--- Data section ---

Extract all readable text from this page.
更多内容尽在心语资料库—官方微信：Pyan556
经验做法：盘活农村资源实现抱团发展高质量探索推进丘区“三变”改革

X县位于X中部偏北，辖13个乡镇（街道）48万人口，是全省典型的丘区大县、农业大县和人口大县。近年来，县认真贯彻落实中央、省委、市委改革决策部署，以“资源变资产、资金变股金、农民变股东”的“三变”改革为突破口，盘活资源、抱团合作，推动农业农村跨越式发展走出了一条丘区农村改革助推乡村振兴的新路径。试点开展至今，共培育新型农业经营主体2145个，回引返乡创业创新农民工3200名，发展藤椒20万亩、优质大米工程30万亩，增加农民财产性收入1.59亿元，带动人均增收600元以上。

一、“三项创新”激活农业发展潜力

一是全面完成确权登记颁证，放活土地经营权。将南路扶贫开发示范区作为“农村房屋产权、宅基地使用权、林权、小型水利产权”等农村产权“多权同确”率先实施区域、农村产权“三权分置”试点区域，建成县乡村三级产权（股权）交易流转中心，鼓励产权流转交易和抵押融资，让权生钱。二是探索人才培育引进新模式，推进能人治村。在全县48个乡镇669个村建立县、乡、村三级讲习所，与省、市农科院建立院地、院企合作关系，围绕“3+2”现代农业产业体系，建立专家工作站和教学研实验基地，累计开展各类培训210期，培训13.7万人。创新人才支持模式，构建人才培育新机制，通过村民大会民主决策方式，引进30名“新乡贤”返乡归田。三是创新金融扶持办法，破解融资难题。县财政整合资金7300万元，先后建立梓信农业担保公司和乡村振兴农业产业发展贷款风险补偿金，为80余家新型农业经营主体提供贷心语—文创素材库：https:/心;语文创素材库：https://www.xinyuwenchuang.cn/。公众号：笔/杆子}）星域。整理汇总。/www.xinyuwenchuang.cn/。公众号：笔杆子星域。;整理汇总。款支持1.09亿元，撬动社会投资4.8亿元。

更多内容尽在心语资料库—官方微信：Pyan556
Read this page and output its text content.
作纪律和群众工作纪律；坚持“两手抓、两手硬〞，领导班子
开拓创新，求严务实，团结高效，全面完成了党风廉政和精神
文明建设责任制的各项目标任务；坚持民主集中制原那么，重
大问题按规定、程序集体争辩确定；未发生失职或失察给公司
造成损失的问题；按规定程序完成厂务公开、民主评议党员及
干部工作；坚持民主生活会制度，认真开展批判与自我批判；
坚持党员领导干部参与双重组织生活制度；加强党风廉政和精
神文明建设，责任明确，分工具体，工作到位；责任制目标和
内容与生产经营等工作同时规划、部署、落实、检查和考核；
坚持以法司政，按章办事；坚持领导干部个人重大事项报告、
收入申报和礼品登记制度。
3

---

### What the task requires
Reproduce nothing but the lines from the line containing "Read this page and output its text content." to the last line of the data, each exactly as written.

### Answer to this task
Read this page and output its text content.
作纪律和群众工作纪律；坚持“两手抓、两手硬〞，领导班子
开拓创新，求严务实，团结高效，全面完成了党风廉政和精神
文明建设责任制的各项目标任务；坚持民主集中制原那么，重
大问题按规定、程序集体争辩确定；未发生失职或失察给公司
造成损失的问题；按规定程序完成厂务公开、民主评议党员及
干部工作；坚持民主生活会制度，认真开展批判与自我批判；
坚持党员领导干部参与双重组织生活制度；加强党风廉政和精
神文明建设，责任明确，分工具体，工作到位；责任制目标和
内容与生产经营等工作同时规划、部署、落实、检查和考核；
坚持以法司政，按章办事；坚持领导干部个人重大事项报告、
收入申报和礼品登记制度。
3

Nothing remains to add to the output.